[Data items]
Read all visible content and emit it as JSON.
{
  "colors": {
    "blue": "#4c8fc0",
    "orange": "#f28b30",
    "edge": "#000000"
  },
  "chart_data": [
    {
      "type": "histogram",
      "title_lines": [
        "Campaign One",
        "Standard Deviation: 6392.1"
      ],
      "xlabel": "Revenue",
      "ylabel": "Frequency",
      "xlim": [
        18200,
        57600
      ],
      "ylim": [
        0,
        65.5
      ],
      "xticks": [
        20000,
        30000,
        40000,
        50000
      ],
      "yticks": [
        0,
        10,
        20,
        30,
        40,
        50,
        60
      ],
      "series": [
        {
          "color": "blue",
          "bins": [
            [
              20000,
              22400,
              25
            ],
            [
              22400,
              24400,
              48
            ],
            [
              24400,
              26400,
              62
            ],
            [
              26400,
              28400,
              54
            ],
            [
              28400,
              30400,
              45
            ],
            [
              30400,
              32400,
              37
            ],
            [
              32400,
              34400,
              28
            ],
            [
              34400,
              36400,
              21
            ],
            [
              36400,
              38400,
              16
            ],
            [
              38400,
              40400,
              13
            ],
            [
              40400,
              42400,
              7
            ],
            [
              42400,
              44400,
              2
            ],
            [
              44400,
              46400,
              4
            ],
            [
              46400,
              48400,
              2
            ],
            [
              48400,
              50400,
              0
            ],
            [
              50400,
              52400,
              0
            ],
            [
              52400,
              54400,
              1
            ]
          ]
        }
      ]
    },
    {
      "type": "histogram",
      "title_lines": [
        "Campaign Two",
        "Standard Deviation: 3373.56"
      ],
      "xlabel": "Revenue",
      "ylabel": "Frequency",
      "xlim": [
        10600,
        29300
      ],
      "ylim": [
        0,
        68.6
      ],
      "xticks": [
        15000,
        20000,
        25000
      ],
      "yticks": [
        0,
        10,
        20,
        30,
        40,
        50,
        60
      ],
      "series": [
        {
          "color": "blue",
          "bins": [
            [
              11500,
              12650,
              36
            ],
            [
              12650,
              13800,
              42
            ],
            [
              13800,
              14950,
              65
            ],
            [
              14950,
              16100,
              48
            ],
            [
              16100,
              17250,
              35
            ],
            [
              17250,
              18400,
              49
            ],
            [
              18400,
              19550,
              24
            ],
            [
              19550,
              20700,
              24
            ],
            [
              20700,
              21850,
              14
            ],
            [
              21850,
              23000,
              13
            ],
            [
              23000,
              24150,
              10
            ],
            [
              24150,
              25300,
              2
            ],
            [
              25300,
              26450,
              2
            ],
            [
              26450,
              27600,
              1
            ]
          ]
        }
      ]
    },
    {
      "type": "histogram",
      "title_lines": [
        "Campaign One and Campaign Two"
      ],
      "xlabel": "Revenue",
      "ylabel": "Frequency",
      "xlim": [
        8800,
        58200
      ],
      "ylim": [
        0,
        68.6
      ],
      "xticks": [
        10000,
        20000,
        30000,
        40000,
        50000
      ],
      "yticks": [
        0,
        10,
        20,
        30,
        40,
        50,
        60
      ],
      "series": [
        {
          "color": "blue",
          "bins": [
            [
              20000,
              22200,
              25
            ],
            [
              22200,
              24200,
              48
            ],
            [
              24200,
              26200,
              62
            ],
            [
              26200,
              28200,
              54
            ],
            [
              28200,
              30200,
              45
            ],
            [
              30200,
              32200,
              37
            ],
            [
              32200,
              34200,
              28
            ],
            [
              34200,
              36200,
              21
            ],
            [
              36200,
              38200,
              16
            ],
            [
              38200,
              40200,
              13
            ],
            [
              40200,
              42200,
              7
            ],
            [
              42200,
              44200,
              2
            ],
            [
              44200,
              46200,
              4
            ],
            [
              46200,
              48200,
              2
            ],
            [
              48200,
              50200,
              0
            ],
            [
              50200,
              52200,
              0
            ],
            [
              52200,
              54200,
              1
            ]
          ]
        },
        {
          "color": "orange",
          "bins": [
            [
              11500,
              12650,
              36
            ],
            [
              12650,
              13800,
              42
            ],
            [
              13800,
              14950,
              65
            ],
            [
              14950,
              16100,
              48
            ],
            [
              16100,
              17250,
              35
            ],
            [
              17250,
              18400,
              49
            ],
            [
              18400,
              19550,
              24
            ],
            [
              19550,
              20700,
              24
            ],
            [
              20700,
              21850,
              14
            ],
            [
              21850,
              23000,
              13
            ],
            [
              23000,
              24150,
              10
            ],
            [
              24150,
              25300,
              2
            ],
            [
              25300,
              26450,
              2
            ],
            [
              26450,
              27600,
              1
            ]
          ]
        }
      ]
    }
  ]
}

* [WHAT IS BEING ASKED] Repeat every entry exactly, please.

* [THE OUTPUT]
Read all visible content and emit it as JSON.
{
  "colors": {
    "blue": "#4c8fc0",
    "orange": "#f28b30",
    "edge": "#000000"
  },
  "chart_data": [
    {
      "type": "histogram",
      "title_lines": [
        "Campaign One",
        "Standard Deviation: 6392.1"
      ],
      "xlabel": "Revenue",
      "ylabel": "Frequency",
      "xlim": [
        18200,
        57600
      ],
      "ylim": [
        0,
        65.5
      ],
      "xticks": [
        20000,
        30000,
        40000,
        50000
      ],
      "yticks": [
        0,
        10,
        20,
        30,
        40,
        50,
        60
      ],
      "series": [
        {
          "color": "blue",
          "bins": [
            [
              20000,
              22400,
              25
            ],
            [
              22400,
              24400,
              48
            ],
            [
              24400,
              26400,
              62
            ],
            [
              26400,
              28400,
              54
            ],
            [
              28400,
              30400,
              45
            ],
            [
              30400,
              32400,
              37
            ],
            [
              32400,
              34400,
              28
            ],
            [
              34400,
              36400,
              21
            ],
            [
              36400,
              38400,
              16
            ],
            [
              38400,
              40400,
              13
            ],
            [
              40400,
              42400,
              7
            ],
            [
              42400,
              44400,
              2
            ],
            [
              44400,
              46400,
              4
            ],
            [
              46400,
              48400,
              2
            ],
            [
              48400,
              50400,
              0
            ],
            [
              50400,
              52400,
              0
            ],
            [
              52400,
              54400,
              1
            ]
          ]
        }
      ]
    },
    {
      "type": "histogram",
      "title_lines": [
        "Campaign Two",
        "Standard Deviation: 3373.56"
      ],
      "xlabel": "Revenue",
      "ylabel": "Frequency",
      "xlim": [
        10600,
        29300
      ],
      "ylim": [
        0,
        68.6
      ],
      "xticks": [
        15000,
        20000,
        25000
      ],
      "yticks": [
        0,
        10,
        20,
        30,
        40,
        50,
        60
      ],
      "series": [
        {
          "color": "blue",
          "bins": [
            [
              11500,
              12650,
              36
            ],
            [
              12650,
              13800,
              42
            ],
            [
              13800,
              14950,
              65
            ],
            [
              14950,
              16100,
              48
            ],
            [
              16100,
              17250,
              35
            ],
            [
              17250,
              18400,
              49
            ],
            [
              18400,
              19550,
              24
            ],
            [
              19550,
              20700,
              24
            ],
            [
              20700,
              21850,
              14
            ],
            [
              21850,
              23000,
              13
            ],
            [
              23000,
              24150,
              10
            ],
            [
              24150,
              25300,
              2
            ],
            [
              25300,
              26450,
              2
            ],
            [
              26450,
              27600,
              1
            ]
          ]
        }
      ]
    },
    {
      "type": "histogram",
      "title_lines": [
        "Campaign One and Campaign Two"
      ],
      "xlabel": "Revenue",
      "ylabel": "Frequency",
      "xlim": [
        8800,
        58200
      ],
      "ylim": [
        0,
        68.6
      ],
      "xticks": [
        10000,
        20000,
        30000,
        40000,
        50000
      ],
      "yticks": [
        0,
        10,
        20,
        30,
        40,
        50,
        60
      ],
      "series": [
        {
          "color": "blue",
          "bins": [
            [
              20000,
              22200,
              25
            ],
            [
              22200,
              24200,
              48
            ],
            [
              24200,
              26200,
              62
            ],
            [
              26200,
              28200,
              54
            ],
            [
              28200,
              30200,
              45
            ],
            [
              30200,
              32200,
              37
            ],
            [
              32200,
              34200,
              28
            ],
            [
              34200,
              36200,
              21
            ],
            [
              36200,
              38200,
              16
            ],
            [
              38200,
              40200,
              13
            ],
            [
              40200,
              42200,
              7
            ],
            [
              42200,
              44200,
              2
            ],
            [
              44200,
              46200,
              4
            ],
            [
              46200,
              48200,
              2
            ],
            [
              48200,
              50200,
              0
            ],
            [
              50200,
              52200,
              0
            ],
            [
              52200,
              54200,
              1
            ]
          ]
        },
        {
          "color": "orange",
          "bins": [
            [
              11500,
              12650,
              36
            ],
            [
              12650,
              13800,
              42
            ],
            [
              13800,
              14950,
              65
            ],
            [
              14950,
              16100,
              48
            ],
            [
              16100,
              17250,
              35
            ],
            [
              17250,
              18400,
              49
            ],
            [
              18400,
              19550,
              24
            ],
            [
              19550,
              20700,
              24
            ],
            [
              20700,
              21850,
              14
            ],
            [
              21850,
              23000,
              13
            ],
            [
              23000,
              24150,
              10
            ],
            [
              24150,
              25300,
              2
            ],
            [
              25300,
              26450,
              2
            ],
            [
              26450,
              27600,
              1
            ]
          ]
        }
      ]
    }
  ]
}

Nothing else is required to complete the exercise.